**Instructions for the task:** Exactly reproduce the entries, dropping any pictures from your copy.

## START

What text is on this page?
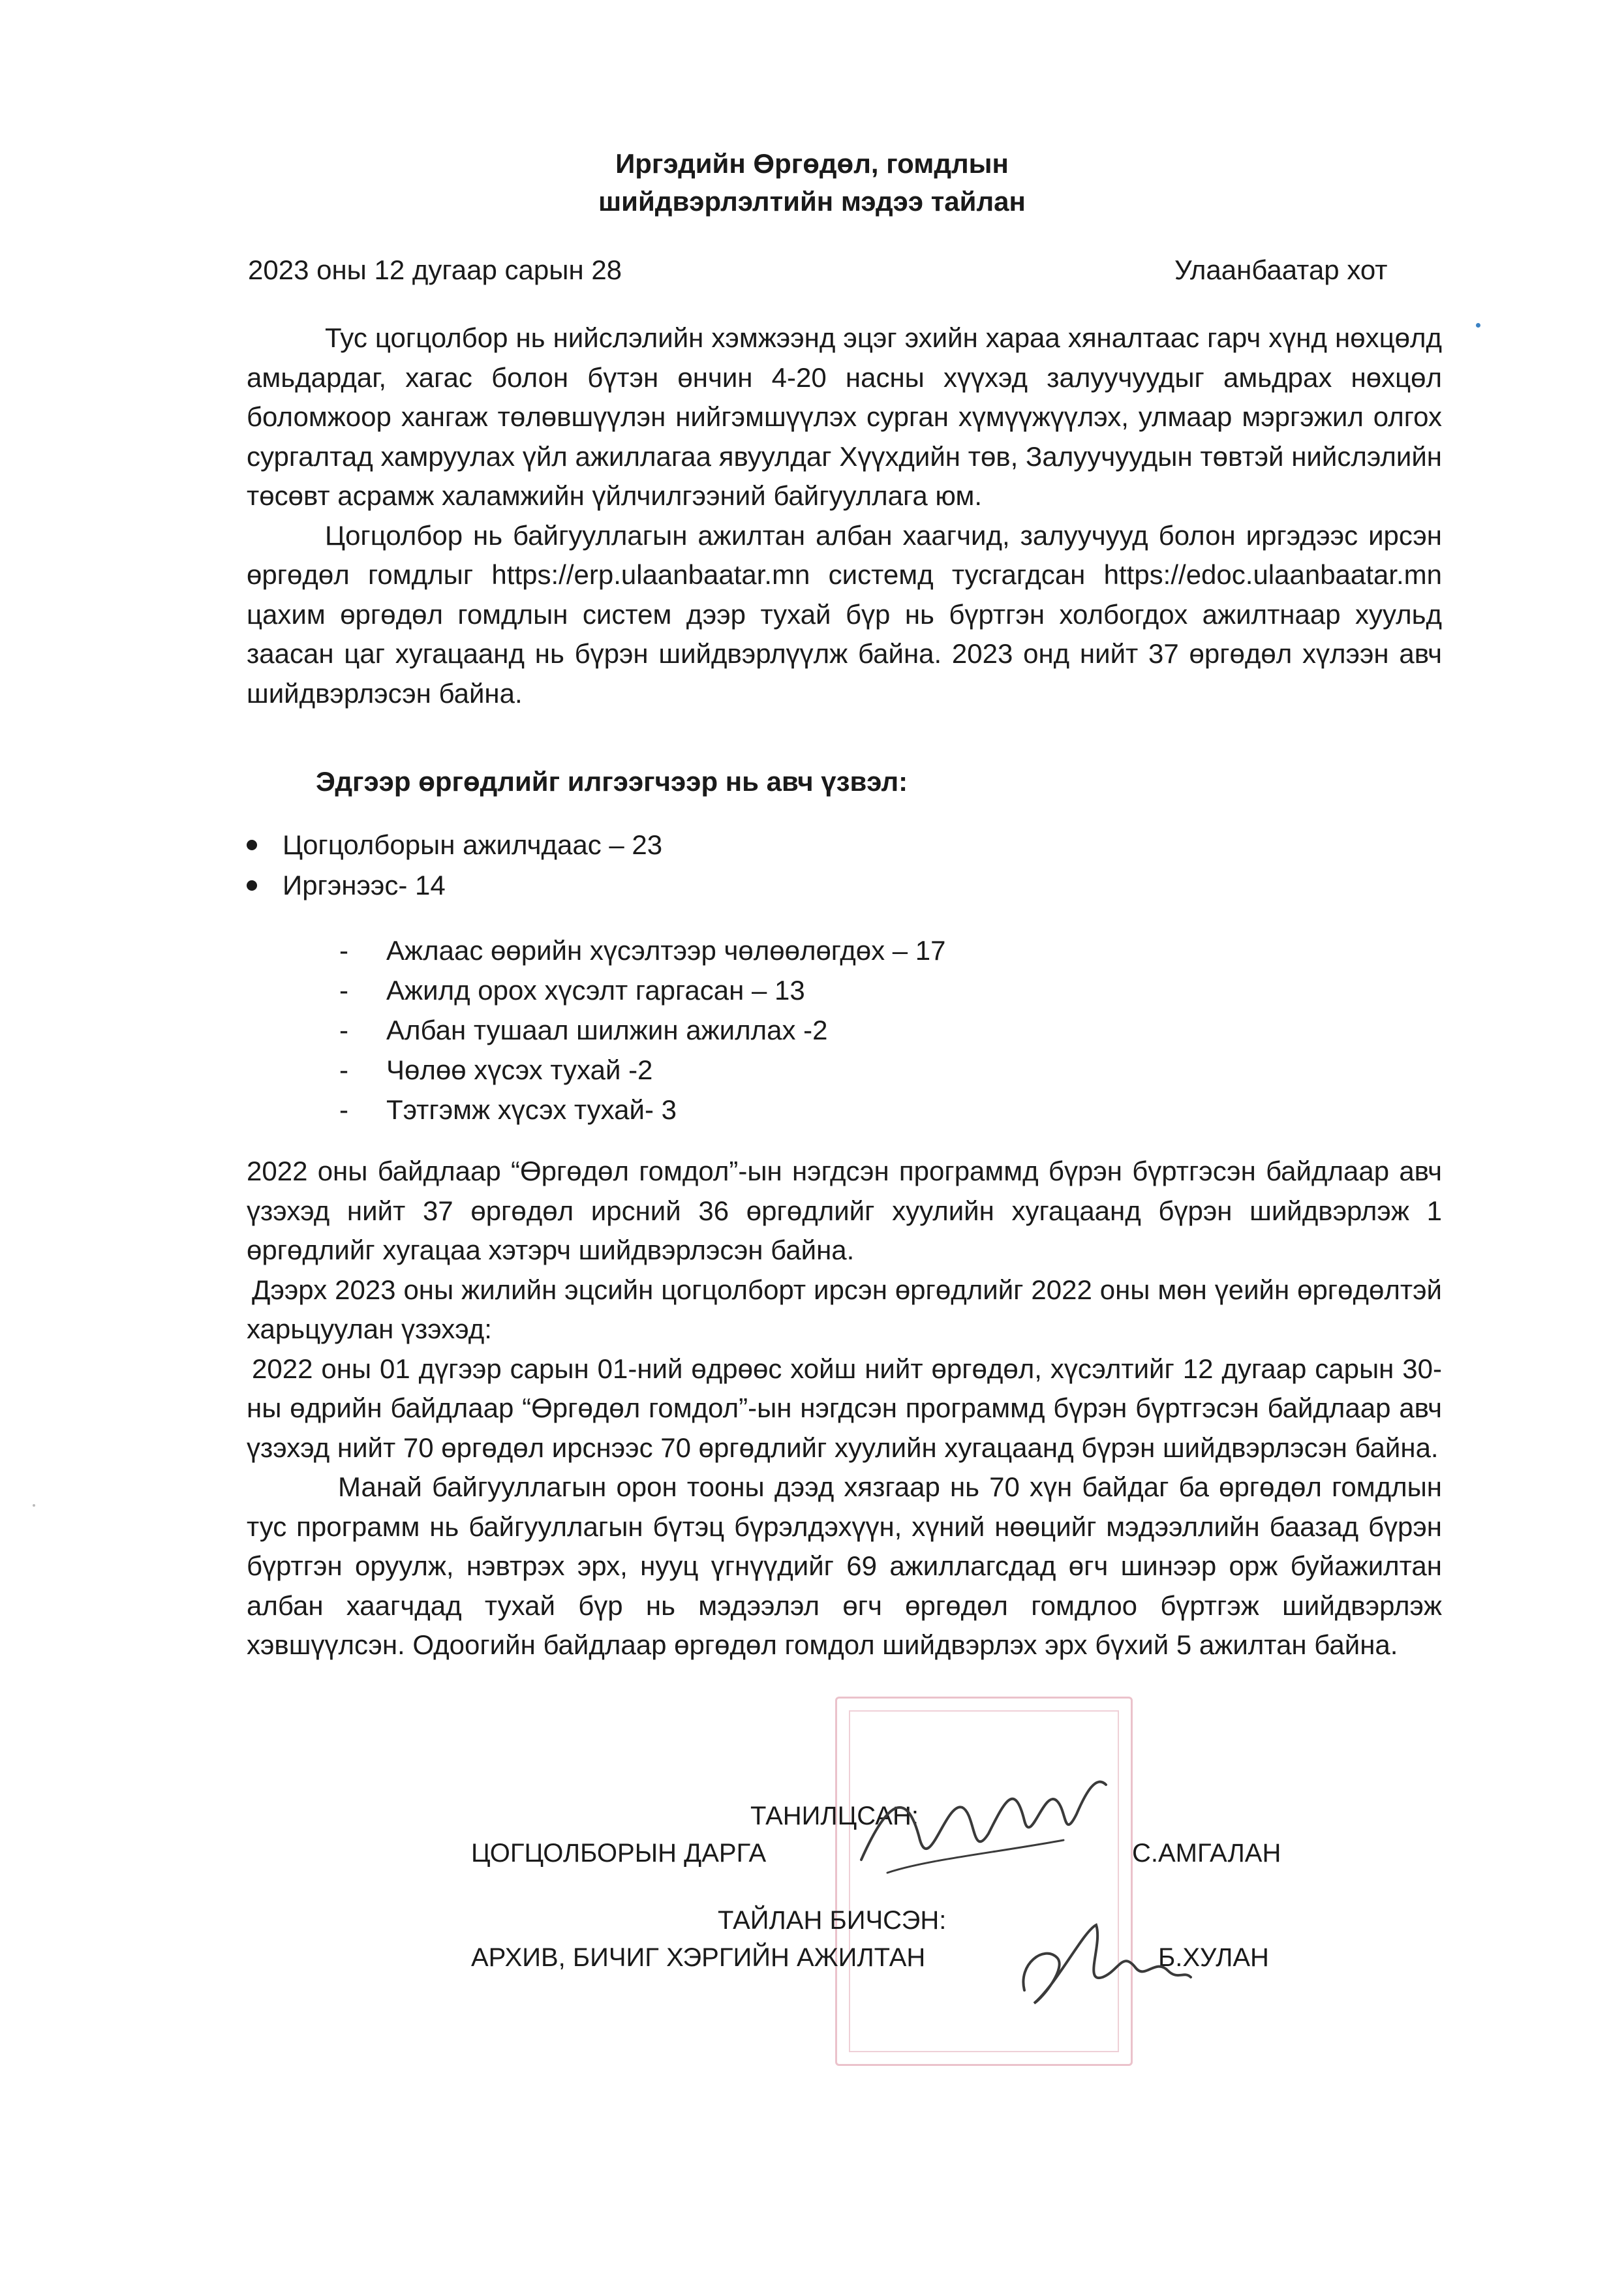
Иргэдийн Өргөдөл, гомдлын
шийдвэрлэлтийн мэдээ тайлан
2023 оны 12 дугаар сарын 28	Улаанбаатар хот

Тус цогцолбор нь нийслэлийн хэмжээнд эцэг эхийн хараа хяналтаас гарч хүнд нөхцөлд амьдардаг, хагас болон бүтэн өнчин 4-20 насны хүүхэд залуучуудыг амьдрах нөхцөл боломжоор хангаж төлөвшүүлэн нийгэмшүүлэх сурган хүмүүжүүлэх, улмаар мэргэжил олгох сургалтад хамруулах үйл ажиллагаа явуулдаг Хүүхдийн төв, Залуучуудын төвтэй нийслэлийн төсөвт асрамж халамжийн үйлчилгээний байгууллага юм.

Цогцолбор нь байгууллагын ажилтан албан хаагчид, залуучууд болон иргэдээс ирсэн өргөдөл гомдлыг https://erp.ulaanbaatar.mn системд тусгагдсан https://edoc.ulaanbaatar.mn цахим өргөдөл гомдлын систем дээр тухай бүр нь бүртгэн холбогдох ажилтнаар хуульд заасан цаг хугацаанд нь бүрэн шийдвэрлүүлж байна. 2023 онд нийт 37 өргөдөл хүлээн авч шийдвэрлэсэн байна.

Эдгээр өргөдлийг илгээгчээр нь авч үзвэл:
Цогцолборын ажилчдаас – 23
Иргэнээс- 14
- Ажлаас өөрийн хүсэлтээр чөлөөлөгдөх – 17
- Ажилд орох хүсэлт гаргасан – 13
- Албан тушаал шилжин ажиллах -2
- Чөлөө хүсэх тухай -2
- Тэтгэмж хүсэх тухай- 3

2022 оны байдлаар “Өргөдөл гомдол”-ын нэгдсэн программд бүрэн бүртгэсэн байдлаар авч үзэхэд нийт 37 өргөдөл ирсний 36 өргөдлийг хуулийн хугацаанд бүрэн шийдвэрлэж 1 өргөдлийг хугацаа хэтэрч шийдвэрлэсэн байна.

Дээрх 2023 оны жилийн эцсийн цогцолборт ирсэн өргөдлийг 2022 оны мөн үеийн өргөдөлтэй харьцуулан үзэхэд:

2022 оны 01 дүгээр сарын 01-ний өдрөөс хойш нийт өргөдөл, хүсэлтийг 12 дугаар сарын 30-ны өдрийн байдлаар “Өргөдөл гомдол”-ын нэгдсэн программд бүрэн бүртгэсэн байдлаар авч үзэхэд нийт 70 өргөдөл ирснээс 70 өргөдлийг хуулийн хугацаанд бүрэн шийдвэрлэсэн байна.

Манай байгууллагын орон тооны дээд хязгаар нь 70 хүн байдаг ба өргөдөл гомдлын тус программ нь байгууллагын бүтэц бүрэлдэхүүн, хүний нөөцийг мэдээллийн баазад бүрэн бүртгэн оруулж, нэвтрэх эрх, нууц үгнүүдийг 69 ажиллагсдад өгч шинээр орж буйажилтан албан хаагчдад тухай бүр нь мэдээлэл өгч өргөдөл гомдлоо бүртгэж шийдвэрлэж хэвшүүлсэн. Одоогийн байдлаар өргөдөл гомдол шийдвэрлэх эрх бүхий 5 ажилтан байна.

ТАНИЛЦСАН:
ЦОГЦОЛБОРЫН ДАРГА	С.АМГАЛАН
ТАЙЛАН БИЧСЭН:
АРХИВ, БИЧИГ ХЭРГИЙН АЖИЛТАН	Б.ХУЛАН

## END

**Answer to the problem:**
What text is on this page?
Иргэдийн Өргөдөл, гомдлын
шийдвэрлэлтийн мэдээ тайлан
2023 оны 12 дугаар сарын 28	Улаанбаатар хот

Тус цогцолбор нь нийслэлийн хэмжээнд эцэг эхийн хараа хяналтаас гарч хүнд нөхцөлд амьдардаг, хагас болон бүтэн өнчин 4-20 насны хүүхэд залуучуудыг амьдрах нөхцөл боломжоор хангаж төлөвшүүлэн нийгэмшүүлэх сурган хүмүүжүүлэх, улмаар мэргэжил олгох сургалтад хамруулах үйл ажиллагаа явуулдаг Хүүхдийн төв, Залуучуудын төвтэй нийслэлийн төсөвт асрамж халамжийн үйлчилгээний байгууллага юм.

Цогцолбор нь байгууллагын ажилтан албан хаагчид, залуучууд болон иргэдээс ирсэн өргөдөл гомдлыг https://erp.ulaanbaatar.mn системд тусгагдсан https://edoc.ulaanbaatar.mn цахим өргөдөл гомдлын систем дээр тухай бүр нь бүртгэн холбогдох ажилтнаар хуульд заасан цаг хугацаанд нь бүрэн шийдвэрлүүлж байна. 2023 онд нийт 37 өргөдөл хүлээн авч шийдвэрлэсэн байна.

Эдгээр өргөдлийг илгээгчээр нь авч үзвэл:
Цогцолборын ажилчдаас – 23
Иргэнээс- 14
- Ажлаас өөрийн хүсэлтээр чөлөөлөгдөх – 17
- Ажилд орох хүсэлт гаргасан – 13
- Албан тушаал шилжин ажиллах -2
- Чөлөө хүсэх тухай -2
- Тэтгэмж хүсэх тухай- 3

2022 оны байдлаар “Өргөдөл гомдол”-ын нэгдсэн программд бүрэн бүртгэсэн байдлаар авч үзэхэд нийт 37 өргөдөл ирсний 36 өргөдлийг хуулийн хугацаанд бүрэн шийдвэрлэж 1 өргөдлийг хугацаа хэтэрч шийдвэрлэсэн байна.

Дээрх 2023 оны жилийн эцсийн цогцолборт ирсэн өргөдлийг 2022 оны мөн үеийн өргөдөлтэй харьцуулан үзэхэд:

2022 оны 01 дүгээр сарын 01-ний өдрөөс хойш нийт өргөдөл, хүсэлтийг 12 дугаар сарын 30-ны өдрийн байдлаар “Өргөдөл гомдол”-ын нэгдсэн программд бүрэн бүртгэсэн байдлаар авч үзэхэд нийт 70 өргөдөл ирснээс 70 өргөдлийг хуулийн хугацаанд бүрэн шийдвэрлэсэн байна.

Манай байгууллагын орон тооны дээд хязгаар нь 70 хүн байдаг ба өргөдөл гомдлын тус программ нь байгууллагын бүтэц бүрэлдэхүүн, хүний нөөцийг мэдээллийн баазад бүрэн бүртгэн оруулж, нэвтрэх эрх, нууц үгнүүдийг 69 ажиллагсдад өгч шинээр орж буйажилтан албан хаагчдад тухай бүр нь мэдээлэл өгч өргөдөл гомдлоо бүртгэж шийдвэрлэж хэвшүүлсэн. Одоогийн байдлаар өргөдөл гомдол шийдвэрлэх эрх бүхий 5 ажилтан байна.

ТАНИЛЦСАН:
ЦОГЦОЛБОРЫН ДАРГА	С.АМГАЛАН
ТАЙЛАН БИЧСЭН:
АРХИВ, БИЧИГ ХЭРГИЙН АЖИЛТАН	Б.ХУЛАН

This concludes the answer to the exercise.